▸ **Given instruction**
Collect all lines from the records below that include the word "Baracco".

▸ **Extracted entries**
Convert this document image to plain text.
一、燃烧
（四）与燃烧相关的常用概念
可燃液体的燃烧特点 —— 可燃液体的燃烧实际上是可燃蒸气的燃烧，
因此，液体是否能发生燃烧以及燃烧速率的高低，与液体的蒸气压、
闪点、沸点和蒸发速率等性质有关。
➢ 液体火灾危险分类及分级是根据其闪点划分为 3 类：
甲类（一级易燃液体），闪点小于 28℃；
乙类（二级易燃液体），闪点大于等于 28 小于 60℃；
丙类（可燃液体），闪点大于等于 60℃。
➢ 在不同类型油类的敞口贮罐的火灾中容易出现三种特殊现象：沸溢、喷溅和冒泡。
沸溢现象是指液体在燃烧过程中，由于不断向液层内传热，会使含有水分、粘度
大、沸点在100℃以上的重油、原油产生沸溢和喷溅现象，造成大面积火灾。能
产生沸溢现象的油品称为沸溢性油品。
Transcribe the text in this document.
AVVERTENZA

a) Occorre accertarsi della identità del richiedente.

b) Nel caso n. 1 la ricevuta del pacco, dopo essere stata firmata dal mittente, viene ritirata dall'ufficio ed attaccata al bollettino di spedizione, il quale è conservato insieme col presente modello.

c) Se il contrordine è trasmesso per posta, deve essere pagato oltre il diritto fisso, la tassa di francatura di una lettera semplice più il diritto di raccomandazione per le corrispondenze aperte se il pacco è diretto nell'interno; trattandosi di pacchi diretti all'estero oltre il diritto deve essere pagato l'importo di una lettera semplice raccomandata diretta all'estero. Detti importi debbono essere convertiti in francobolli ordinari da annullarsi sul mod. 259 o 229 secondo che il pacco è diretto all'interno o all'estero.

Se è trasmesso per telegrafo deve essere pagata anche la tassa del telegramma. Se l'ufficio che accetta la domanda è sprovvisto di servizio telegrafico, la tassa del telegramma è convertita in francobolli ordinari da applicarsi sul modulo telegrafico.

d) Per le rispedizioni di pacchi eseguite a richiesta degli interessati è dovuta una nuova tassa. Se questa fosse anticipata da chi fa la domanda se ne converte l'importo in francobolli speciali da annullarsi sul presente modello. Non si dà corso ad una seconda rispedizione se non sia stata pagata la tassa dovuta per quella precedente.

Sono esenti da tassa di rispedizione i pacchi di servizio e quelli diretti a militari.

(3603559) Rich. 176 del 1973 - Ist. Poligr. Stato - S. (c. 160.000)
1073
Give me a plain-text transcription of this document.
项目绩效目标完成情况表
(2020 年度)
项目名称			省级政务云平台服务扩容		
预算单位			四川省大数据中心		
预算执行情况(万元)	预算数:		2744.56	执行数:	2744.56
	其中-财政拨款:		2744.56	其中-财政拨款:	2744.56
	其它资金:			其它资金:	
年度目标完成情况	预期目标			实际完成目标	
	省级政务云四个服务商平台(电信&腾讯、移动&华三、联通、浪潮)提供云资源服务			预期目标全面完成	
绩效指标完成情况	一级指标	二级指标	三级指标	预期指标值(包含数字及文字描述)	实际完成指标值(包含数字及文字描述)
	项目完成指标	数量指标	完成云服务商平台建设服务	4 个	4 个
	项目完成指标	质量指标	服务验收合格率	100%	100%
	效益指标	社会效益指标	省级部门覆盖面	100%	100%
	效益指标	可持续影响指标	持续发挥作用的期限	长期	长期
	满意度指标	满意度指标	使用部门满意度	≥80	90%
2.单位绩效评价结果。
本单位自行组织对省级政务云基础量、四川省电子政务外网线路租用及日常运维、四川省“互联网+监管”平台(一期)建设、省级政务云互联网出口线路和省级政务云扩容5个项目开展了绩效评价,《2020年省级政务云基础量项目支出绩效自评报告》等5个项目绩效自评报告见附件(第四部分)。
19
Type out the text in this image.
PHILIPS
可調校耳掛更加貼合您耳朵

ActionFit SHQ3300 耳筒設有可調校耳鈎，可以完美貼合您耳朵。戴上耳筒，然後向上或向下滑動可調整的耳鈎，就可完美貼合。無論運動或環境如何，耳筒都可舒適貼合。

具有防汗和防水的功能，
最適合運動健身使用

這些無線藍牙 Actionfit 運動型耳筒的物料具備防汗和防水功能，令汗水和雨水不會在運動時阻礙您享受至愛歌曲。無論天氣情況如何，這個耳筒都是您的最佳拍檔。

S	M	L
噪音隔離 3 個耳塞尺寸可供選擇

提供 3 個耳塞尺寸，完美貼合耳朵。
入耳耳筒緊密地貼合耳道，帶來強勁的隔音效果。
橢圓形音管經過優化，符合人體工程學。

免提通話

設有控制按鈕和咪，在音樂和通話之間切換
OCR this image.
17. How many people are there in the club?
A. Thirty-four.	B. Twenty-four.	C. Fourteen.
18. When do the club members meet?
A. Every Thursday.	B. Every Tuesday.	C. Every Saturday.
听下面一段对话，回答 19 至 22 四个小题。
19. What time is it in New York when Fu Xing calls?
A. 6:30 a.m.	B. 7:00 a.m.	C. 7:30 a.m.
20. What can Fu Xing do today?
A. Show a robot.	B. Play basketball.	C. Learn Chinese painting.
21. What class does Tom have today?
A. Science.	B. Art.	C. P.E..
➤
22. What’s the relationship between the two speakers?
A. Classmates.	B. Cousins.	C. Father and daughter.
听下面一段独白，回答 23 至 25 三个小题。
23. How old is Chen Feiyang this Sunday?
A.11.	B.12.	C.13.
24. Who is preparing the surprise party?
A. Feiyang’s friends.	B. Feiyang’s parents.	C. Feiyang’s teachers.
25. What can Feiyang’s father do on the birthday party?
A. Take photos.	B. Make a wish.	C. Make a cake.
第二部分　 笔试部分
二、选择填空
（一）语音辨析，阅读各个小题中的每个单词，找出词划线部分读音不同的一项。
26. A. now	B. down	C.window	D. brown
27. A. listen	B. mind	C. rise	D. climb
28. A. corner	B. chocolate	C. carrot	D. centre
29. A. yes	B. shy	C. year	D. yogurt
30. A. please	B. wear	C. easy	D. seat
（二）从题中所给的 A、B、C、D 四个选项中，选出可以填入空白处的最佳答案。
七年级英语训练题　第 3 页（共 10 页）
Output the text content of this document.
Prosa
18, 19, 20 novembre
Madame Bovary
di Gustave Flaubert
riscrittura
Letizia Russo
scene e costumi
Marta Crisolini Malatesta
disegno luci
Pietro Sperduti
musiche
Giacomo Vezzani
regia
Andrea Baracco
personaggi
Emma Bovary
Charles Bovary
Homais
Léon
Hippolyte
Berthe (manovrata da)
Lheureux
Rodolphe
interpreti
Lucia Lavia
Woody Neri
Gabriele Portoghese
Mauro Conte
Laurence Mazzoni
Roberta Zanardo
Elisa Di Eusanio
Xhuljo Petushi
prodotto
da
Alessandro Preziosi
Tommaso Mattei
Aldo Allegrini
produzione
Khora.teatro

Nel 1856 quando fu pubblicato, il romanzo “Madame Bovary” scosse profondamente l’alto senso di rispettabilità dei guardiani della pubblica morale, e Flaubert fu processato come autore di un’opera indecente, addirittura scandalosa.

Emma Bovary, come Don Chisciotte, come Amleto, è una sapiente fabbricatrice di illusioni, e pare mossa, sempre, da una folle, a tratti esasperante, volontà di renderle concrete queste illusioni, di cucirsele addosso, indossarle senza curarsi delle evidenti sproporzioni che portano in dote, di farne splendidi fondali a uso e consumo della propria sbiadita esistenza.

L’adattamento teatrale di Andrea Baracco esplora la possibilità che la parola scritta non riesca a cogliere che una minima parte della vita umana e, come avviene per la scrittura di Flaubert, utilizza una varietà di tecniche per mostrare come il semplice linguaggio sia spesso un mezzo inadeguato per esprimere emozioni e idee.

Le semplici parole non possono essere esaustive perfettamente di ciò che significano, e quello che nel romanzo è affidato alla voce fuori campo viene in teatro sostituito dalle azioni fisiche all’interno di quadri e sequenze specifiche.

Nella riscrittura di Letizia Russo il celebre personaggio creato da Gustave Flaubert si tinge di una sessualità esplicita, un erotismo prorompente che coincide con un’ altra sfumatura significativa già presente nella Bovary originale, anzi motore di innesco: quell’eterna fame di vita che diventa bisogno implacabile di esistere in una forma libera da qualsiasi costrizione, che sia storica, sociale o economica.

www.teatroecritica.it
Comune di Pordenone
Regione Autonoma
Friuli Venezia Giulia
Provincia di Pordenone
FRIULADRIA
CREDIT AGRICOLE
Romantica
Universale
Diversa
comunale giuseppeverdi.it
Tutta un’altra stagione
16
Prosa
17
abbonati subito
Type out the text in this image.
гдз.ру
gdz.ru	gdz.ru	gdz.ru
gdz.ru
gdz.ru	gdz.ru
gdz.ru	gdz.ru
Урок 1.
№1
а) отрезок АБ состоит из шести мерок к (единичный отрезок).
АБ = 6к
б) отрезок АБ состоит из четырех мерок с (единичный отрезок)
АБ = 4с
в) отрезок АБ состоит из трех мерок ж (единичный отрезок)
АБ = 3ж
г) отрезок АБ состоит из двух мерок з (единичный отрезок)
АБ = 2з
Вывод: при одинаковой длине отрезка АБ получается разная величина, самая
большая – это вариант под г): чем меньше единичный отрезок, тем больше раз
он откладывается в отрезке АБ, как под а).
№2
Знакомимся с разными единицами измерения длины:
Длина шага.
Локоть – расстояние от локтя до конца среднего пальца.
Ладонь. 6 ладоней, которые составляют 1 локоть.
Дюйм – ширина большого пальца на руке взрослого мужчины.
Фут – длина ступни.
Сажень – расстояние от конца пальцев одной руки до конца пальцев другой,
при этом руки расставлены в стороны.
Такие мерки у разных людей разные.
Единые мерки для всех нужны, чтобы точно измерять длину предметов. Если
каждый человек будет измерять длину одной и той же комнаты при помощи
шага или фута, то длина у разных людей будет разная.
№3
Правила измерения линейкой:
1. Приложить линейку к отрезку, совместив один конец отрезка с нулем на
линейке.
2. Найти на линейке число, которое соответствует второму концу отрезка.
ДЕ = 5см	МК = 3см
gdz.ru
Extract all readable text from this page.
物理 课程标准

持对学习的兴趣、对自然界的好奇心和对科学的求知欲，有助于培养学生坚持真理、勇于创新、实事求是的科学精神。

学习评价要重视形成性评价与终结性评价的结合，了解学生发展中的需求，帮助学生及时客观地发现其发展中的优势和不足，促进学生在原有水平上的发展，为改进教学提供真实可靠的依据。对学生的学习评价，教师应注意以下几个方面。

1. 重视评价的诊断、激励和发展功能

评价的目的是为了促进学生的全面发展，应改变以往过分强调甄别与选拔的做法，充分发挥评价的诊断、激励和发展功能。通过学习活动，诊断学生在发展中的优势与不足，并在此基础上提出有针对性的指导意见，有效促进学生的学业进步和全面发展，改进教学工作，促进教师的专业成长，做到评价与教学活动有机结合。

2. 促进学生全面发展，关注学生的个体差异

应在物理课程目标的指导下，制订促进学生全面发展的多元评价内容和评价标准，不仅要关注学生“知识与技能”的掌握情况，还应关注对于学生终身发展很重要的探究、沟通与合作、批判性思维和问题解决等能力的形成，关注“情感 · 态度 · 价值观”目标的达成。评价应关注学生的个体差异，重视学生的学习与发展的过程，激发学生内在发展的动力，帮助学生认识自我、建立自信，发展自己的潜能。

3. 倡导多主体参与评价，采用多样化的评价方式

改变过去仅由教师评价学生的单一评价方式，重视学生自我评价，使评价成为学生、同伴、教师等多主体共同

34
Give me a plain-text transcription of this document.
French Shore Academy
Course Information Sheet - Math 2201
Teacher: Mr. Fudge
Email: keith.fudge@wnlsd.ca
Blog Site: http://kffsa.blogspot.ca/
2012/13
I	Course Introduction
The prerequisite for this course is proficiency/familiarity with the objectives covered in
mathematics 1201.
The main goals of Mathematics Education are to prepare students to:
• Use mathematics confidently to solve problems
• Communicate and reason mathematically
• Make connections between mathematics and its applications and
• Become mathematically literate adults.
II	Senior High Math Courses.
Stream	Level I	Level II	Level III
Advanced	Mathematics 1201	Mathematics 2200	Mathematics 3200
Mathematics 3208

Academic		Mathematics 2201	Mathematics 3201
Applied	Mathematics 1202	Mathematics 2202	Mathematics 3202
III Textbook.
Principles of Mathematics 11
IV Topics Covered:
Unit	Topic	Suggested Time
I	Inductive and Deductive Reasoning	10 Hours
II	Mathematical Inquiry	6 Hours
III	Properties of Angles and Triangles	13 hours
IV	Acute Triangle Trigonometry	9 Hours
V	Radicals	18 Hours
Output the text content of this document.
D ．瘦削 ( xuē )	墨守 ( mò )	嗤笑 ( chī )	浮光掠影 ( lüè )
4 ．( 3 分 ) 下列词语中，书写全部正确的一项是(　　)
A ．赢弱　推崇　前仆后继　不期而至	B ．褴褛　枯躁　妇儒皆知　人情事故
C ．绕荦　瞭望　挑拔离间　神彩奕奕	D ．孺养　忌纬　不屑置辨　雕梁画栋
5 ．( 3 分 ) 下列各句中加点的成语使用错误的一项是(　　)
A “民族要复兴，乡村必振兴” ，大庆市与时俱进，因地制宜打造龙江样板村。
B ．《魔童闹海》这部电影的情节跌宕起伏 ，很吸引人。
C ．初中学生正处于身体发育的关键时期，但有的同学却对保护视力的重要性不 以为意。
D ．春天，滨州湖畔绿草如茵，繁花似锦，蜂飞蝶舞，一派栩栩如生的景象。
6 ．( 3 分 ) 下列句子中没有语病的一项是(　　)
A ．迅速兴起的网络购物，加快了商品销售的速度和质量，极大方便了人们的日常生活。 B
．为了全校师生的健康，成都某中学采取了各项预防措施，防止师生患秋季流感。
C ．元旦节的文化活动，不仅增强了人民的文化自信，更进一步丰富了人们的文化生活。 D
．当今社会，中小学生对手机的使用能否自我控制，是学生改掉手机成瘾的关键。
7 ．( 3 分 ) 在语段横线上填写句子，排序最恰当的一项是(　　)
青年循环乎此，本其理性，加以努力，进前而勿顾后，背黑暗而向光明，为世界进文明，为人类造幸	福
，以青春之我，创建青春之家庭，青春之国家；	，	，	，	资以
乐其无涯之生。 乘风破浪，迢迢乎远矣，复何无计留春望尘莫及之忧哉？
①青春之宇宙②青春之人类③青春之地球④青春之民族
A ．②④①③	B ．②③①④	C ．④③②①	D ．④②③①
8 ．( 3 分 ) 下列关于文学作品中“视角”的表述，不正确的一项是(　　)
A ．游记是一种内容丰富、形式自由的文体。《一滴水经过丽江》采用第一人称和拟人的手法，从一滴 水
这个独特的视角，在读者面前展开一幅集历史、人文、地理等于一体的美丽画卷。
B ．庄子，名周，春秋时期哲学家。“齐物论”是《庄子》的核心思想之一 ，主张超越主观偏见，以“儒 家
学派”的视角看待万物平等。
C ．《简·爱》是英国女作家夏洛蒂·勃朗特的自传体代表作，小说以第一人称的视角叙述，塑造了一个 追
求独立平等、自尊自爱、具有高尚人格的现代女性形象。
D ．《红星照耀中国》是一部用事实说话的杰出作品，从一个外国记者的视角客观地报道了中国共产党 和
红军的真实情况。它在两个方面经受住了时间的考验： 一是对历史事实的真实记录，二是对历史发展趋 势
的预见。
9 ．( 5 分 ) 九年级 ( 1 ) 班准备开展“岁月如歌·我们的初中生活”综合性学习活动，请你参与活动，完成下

▸ **Answer to this task**
Andrea Baracco
L’adattamento teatrale di Andrea Baracco esplora la possibilità che la parola scritta non riesca a cogliere che una minima parte della vita umana e, come avviene per la scrittura di Flaubert, utilizza una varietà di tecniche per mostrare come il semplice linguaggio sia spesso un mezzo inadeguato per esprimere emozioni e idee.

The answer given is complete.